* START DATASET EXTRACT *

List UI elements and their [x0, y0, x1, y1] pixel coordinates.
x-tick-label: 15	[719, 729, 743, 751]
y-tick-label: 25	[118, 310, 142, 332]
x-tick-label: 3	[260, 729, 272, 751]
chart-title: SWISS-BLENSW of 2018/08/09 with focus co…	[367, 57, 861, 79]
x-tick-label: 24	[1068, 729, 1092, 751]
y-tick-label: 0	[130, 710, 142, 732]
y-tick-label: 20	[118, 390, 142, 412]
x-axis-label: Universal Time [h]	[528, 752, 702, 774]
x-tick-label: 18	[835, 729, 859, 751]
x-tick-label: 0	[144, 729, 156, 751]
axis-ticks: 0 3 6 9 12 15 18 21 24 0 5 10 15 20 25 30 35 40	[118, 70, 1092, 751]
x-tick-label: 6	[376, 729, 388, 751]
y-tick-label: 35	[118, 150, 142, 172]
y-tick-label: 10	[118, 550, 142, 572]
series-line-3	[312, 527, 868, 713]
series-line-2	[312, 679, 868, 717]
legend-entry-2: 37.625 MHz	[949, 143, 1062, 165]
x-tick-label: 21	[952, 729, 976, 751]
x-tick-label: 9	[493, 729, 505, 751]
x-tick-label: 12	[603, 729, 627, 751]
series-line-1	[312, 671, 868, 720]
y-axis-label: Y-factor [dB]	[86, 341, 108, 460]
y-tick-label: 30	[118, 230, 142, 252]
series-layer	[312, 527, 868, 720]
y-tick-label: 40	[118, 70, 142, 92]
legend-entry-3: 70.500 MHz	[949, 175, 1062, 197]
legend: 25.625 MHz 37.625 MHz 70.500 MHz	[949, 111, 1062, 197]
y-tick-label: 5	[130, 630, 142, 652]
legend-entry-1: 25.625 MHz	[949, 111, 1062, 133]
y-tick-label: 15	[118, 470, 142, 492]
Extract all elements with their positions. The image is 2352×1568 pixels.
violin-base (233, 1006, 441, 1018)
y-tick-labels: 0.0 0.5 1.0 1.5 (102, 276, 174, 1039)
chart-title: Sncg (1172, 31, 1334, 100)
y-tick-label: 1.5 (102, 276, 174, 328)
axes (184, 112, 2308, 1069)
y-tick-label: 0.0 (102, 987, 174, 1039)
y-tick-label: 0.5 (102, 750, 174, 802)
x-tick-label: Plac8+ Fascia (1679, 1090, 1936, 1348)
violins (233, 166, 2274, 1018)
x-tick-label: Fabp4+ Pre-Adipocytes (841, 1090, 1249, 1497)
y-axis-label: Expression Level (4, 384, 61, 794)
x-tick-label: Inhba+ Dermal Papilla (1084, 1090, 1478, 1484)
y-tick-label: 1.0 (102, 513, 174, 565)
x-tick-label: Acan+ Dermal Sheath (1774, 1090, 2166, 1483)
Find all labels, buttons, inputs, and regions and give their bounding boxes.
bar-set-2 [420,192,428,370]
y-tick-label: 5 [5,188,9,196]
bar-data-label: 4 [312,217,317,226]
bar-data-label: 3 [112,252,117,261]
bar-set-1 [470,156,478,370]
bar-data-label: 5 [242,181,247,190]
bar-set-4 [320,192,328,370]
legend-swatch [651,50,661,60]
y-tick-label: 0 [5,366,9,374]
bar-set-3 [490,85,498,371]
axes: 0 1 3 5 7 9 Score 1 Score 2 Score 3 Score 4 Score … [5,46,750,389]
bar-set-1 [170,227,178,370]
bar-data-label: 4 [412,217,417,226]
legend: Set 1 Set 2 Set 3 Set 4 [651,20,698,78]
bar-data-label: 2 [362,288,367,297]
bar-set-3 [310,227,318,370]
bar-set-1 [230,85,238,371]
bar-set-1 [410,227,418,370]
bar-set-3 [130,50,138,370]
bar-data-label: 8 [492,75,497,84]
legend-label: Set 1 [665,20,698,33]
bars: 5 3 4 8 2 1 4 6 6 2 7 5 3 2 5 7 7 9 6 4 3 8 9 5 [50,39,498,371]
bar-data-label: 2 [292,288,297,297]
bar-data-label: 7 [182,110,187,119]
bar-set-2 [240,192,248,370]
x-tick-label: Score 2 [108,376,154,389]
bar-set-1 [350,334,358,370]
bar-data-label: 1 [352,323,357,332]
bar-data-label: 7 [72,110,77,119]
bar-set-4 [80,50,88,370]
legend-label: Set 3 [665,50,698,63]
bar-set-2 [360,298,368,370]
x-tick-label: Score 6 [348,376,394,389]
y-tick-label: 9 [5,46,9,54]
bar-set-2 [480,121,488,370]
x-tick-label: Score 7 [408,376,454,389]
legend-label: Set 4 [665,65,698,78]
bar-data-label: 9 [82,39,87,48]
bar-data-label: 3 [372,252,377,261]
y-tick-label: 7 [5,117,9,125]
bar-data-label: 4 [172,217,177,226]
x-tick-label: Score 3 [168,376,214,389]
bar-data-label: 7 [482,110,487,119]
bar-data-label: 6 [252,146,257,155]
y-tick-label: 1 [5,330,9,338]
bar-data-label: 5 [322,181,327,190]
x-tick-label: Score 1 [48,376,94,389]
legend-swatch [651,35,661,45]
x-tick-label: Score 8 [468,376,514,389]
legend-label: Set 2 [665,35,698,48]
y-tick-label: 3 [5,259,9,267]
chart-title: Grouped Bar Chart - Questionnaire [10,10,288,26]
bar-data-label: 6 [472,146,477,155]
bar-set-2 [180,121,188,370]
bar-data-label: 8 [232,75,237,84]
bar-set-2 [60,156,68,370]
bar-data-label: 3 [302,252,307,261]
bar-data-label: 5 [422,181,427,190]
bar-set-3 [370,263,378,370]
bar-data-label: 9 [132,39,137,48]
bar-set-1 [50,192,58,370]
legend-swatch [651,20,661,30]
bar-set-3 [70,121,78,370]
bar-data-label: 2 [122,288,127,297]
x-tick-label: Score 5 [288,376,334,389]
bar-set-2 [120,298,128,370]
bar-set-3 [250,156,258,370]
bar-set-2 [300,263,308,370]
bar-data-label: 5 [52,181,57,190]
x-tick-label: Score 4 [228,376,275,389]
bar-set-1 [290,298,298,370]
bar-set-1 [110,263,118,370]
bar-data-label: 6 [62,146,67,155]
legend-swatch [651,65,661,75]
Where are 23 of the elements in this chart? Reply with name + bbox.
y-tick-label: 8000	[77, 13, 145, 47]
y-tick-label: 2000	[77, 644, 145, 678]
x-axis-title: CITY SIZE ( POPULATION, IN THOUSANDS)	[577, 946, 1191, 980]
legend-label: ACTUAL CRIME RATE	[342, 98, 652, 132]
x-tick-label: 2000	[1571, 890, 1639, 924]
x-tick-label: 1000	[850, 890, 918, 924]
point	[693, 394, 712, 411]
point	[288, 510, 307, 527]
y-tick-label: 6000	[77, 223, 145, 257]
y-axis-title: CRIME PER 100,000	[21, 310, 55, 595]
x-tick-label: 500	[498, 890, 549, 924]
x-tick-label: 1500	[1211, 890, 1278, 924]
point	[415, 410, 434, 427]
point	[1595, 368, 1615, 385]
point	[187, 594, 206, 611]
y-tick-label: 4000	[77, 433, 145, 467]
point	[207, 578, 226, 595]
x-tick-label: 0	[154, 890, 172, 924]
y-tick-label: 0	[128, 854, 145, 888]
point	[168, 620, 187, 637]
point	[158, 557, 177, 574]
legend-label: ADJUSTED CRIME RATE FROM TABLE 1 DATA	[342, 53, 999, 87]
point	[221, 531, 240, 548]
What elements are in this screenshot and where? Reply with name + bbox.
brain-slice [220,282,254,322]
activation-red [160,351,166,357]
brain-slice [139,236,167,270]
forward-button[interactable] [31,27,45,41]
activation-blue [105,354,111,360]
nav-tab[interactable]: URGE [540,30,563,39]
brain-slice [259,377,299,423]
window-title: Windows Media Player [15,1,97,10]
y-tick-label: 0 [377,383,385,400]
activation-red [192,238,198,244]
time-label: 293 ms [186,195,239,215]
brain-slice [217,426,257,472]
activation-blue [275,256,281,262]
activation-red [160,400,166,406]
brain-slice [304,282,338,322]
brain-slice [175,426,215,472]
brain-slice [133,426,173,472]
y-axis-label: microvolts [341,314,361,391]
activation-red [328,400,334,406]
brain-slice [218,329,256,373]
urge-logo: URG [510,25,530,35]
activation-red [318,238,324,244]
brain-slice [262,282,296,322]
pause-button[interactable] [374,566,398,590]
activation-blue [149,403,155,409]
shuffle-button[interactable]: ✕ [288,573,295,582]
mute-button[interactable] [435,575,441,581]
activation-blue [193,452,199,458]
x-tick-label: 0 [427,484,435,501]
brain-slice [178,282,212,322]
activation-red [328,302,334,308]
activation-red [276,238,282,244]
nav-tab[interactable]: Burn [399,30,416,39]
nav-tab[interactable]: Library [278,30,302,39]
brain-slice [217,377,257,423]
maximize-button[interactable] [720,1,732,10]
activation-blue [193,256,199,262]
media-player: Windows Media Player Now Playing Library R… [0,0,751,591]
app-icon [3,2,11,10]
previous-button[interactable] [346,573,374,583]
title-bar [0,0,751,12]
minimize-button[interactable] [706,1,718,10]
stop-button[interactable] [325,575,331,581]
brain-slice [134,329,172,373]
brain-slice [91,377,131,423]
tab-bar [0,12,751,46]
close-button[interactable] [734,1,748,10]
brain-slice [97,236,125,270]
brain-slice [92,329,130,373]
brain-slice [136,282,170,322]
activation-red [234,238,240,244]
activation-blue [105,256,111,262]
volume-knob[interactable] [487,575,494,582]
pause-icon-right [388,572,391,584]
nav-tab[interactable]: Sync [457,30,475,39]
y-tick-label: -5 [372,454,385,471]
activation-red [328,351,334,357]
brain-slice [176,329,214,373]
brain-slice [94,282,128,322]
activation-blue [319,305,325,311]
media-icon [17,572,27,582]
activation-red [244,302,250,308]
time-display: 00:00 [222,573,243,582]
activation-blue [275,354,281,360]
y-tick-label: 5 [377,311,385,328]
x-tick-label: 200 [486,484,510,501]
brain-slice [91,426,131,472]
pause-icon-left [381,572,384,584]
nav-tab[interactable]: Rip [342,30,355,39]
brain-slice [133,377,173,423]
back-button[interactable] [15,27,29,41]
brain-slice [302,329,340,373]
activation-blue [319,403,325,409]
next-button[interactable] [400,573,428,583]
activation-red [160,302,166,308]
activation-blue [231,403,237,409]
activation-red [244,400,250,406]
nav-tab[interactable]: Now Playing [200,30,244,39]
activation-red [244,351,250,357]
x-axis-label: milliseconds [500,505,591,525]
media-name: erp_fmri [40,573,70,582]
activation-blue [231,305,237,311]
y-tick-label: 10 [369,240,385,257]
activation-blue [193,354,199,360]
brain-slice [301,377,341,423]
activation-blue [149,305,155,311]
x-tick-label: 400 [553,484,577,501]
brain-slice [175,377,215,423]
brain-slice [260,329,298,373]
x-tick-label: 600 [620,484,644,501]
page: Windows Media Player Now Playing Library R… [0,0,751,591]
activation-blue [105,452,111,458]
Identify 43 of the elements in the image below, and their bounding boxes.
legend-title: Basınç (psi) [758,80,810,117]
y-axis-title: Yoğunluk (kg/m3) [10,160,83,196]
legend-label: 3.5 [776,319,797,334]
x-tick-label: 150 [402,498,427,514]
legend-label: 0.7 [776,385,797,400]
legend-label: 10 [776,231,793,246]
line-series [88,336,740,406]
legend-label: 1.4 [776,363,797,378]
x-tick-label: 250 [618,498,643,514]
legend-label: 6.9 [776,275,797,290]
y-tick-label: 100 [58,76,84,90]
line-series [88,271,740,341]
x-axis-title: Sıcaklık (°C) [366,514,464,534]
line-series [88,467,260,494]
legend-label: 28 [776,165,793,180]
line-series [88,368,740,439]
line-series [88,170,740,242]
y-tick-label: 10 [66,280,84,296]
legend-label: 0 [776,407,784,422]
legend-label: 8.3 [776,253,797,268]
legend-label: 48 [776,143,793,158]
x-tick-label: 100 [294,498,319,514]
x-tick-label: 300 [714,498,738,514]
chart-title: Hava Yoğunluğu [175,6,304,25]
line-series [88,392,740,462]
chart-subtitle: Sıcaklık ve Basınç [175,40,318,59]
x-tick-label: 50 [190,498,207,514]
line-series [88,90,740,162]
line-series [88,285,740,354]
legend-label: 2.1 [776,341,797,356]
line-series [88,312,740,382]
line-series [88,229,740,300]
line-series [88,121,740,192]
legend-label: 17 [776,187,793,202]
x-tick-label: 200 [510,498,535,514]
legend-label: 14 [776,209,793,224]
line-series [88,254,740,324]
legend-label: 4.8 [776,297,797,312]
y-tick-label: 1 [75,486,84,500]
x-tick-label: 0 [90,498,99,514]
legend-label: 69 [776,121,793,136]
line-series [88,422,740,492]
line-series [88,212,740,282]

* END DATASET EXTRACT *

[GOAL]:
Rewrite the rows from the first one through the row containing "470, 142, 492]", swapping "MHz" for "megahertz" and leaving everything else unchanged.

[SOLVED EXERCISE]:
List UI elements and their [x0, y0, x1, y1] pixel coordinates.
x-tick-label: 15	[719, 729, 743, 751]
y-tick-label: 25	[118, 310, 142, 332]
x-tick-label: 3	[260, 729, 272, 751]
chart-title: SWISS-BLENSW of 2018/08/09 with focus co…	[367, 57, 861, 79]
x-tick-label: 24	[1068, 729, 1092, 751]
y-tick-label: 0	[130, 710, 142, 732]
y-tick-label: 20	[118, 390, 142, 412]
x-axis-label: Universal Time [h]	[528, 752, 702, 774]
x-tick-label: 18	[835, 729, 859, 751]
x-tick-label: 0	[144, 729, 156, 751]
axis-ticks: 0 3 6 9 12 15 18 21 24 0 5 10 15 20 25 30 35 40	[118, 70, 1092, 751]
x-tick-label: 6	[376, 729, 388, 751]
y-tick-label: 35	[118, 150, 142, 172]
y-tick-label: 10	[118, 550, 142, 572]
series-line-3	[312, 527, 868, 713]
series-line-2	[312, 679, 868, 717]
legend-entry-2: 37.625 megahertz	[949, 143, 1062, 165]
x-tick-label: 21	[952, 729, 976, 751]
x-tick-label: 9	[493, 729, 505, 751]
x-tick-label: 12	[603, 729, 627, 751]
series-line-1	[312, 671, 868, 720]
y-axis-label: Y-factor [dB]	[86, 341, 108, 460]
y-tick-label: 30	[118, 230, 142, 252]
series-layer	[312, 527, 868, 720]
y-tick-label: 40	[118, 70, 142, 92]
legend-entry-3: 70.500 megahertz	[949, 175, 1062, 197]
legend: 25.625 megahertz 37.625 megahertz 70.500 megahertz	[949, 111, 1062, 197]
y-tick-label: 5	[130, 630, 142, 652]
legend-entry-1: 25.625 megahertz	[949, 111, 1062, 133]
y-tick-label: 15	[118, 470, 142, 492]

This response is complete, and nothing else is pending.